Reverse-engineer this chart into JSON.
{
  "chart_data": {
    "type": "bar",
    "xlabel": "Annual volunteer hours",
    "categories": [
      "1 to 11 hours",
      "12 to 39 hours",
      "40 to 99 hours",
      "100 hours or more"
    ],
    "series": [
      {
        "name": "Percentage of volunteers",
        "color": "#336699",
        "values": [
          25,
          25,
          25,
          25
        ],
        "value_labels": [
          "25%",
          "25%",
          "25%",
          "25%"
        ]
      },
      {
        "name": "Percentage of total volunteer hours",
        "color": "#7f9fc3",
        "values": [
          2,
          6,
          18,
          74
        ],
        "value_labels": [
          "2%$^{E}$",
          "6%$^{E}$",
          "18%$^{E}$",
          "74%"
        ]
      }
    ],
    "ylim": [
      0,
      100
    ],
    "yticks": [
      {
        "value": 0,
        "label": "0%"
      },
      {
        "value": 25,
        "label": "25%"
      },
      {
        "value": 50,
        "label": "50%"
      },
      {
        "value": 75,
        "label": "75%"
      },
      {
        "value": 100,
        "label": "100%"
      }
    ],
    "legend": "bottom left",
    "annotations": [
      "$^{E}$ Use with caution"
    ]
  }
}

========

■ **Job**
Retype the whole listing above exactly.

■ **Solution for this problem**
Reverse-engineer this chart into JSON.
{
  "chart_data": {
    "type": "bar",
    "xlabel": "Annual volunteer hours",
    "categories": [
      "1 to 11 hours",
      "12 to 39 hours",
      "40 to 99 hours",
      "100 hours or more"
    ],
    "series": [
      {
        "name": "Percentage of volunteers",
        "color": "#336699",
        "values": [
          25,
          25,
          25,
          25
        ],
        "value_labels": [
          "25%",
          "25%",
          "25%",
          "25%"
        ]
      },
      {
        "name": "Percentage of total volunteer hours",
        "color": "#7f9fc3",
        "values": [
          2,
          6,
          18,
          74
        ],
        "value_labels": [
          "2%$^{E}$",
          "6%$^{E}$",
          "18%$^{E}$",
          "74%"
        ]
      }
    ],
    "ylim": [
      0,
      100
    ],
    "yticks": [
      {
        "value": 0,
        "label": "0%"
      },
      {
        "value": 25,
        "label": "25%"
      },
      {
        "value": 50,
        "label": "50%"
      },
      {
        "value": 75,
        "label": "75%"
      },
      {
        "value": 100,
        "label": "100%"
      }
    ],
    "legend": "bottom left",
    "annotations": [
      "$^{E}$ Use with caution"
    ]
  }
}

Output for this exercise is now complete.